Can you transcribe every record below exactly as it appears?

§

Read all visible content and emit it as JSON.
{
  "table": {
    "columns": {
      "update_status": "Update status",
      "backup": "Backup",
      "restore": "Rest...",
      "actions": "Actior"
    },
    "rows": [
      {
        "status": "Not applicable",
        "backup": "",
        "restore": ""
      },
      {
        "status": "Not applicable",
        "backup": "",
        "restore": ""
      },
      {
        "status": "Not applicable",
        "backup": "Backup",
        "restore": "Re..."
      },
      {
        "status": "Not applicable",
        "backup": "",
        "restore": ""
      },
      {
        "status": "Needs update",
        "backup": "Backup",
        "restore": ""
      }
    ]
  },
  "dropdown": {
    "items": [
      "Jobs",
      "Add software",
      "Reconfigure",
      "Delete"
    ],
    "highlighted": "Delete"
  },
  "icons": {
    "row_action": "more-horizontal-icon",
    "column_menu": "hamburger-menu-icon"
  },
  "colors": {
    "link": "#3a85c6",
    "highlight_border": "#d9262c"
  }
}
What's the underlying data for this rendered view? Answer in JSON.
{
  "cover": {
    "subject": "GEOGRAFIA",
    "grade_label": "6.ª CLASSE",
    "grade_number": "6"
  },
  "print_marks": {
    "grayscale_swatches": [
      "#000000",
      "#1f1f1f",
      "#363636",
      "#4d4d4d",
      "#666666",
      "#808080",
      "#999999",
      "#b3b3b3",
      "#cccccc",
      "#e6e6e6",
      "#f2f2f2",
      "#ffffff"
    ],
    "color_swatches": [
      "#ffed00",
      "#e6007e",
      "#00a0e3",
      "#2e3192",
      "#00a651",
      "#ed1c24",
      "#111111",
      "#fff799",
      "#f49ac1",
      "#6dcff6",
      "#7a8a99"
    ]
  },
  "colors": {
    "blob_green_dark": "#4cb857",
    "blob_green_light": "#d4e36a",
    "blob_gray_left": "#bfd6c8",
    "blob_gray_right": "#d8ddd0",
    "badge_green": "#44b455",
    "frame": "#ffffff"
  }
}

§

§ **Complete answer**
Read all visible content and emit it as JSON.
{
  "table": {
    "columns": {
      "update_status": "Update status",
      "backup": "Backup",
      "restore": "Rest...",
      "actions": "Actior"
    },
    "rows": [
      {
        "status": "Not applicable",
        "backup": "",
        "restore": ""
      },
      {
        "status": "Not applicable",
        "backup": "",
        "restore": ""
      },
      {
        "status": "Not applicable",
        "backup": "Backup",
        "restore": "Re..."
      },
      {
        "status": "Not applicable",
        "backup": "",
        "restore": ""
      },
      {
        "status": "Needs update",
        "backup": "Backup",
        "restore": ""
      }
    ]
  },
  "dropdown": {
    "items": [
      "Jobs",
      "Add software",
      "Reconfigure",
      "Delete"
    ],
    "highlighted": "Delete"
  },
  "icons": {
    "row_action": "more-horizontal-icon",
    "column_menu": "hamburger-menu-icon"
  },
  "colors": {
    "link": "#3a85c6",
    "highlight_border": "#d9262c"
  }
}
What's the underlying data for this rendered view? Answer in JSON.
{
  "cover": {
    "subject": "GEOGRAFIA",
    "grade_label": "6.ª CLASSE",
    "grade_number": "6"
  },
  "print_marks": {
    "grayscale_swatches": [
      "#000000",
      "#1f1f1f",
      "#363636",
      "#4d4d4d",
      "#666666",
      "#808080",
      "#999999",
      "#b3b3b3",
      "#cccccc",
      "#e6e6e6",
      "#f2f2f2",
      "#ffffff"
    ],
    "color_swatches": [
      "#ffed00",
      "#e6007e",
      "#00a0e3",
      "#2e3192",
      "#00a651",
      "#ed1c24",
      "#111111",
      "#fff799",
      "#f49ac1",
      "#6dcff6",
      "#7a8a99"
    ]
  },
  "colors": {
    "blob_green_dark": "#4cb857",
    "blob_green_light": "#d4e36a",
    "blob_gray_left": "#bfd6c8",
    "blob_gray_right": "#d8ddd0",
    "badge_green": "#44b455",
    "frame": "#ffffff"
  }
}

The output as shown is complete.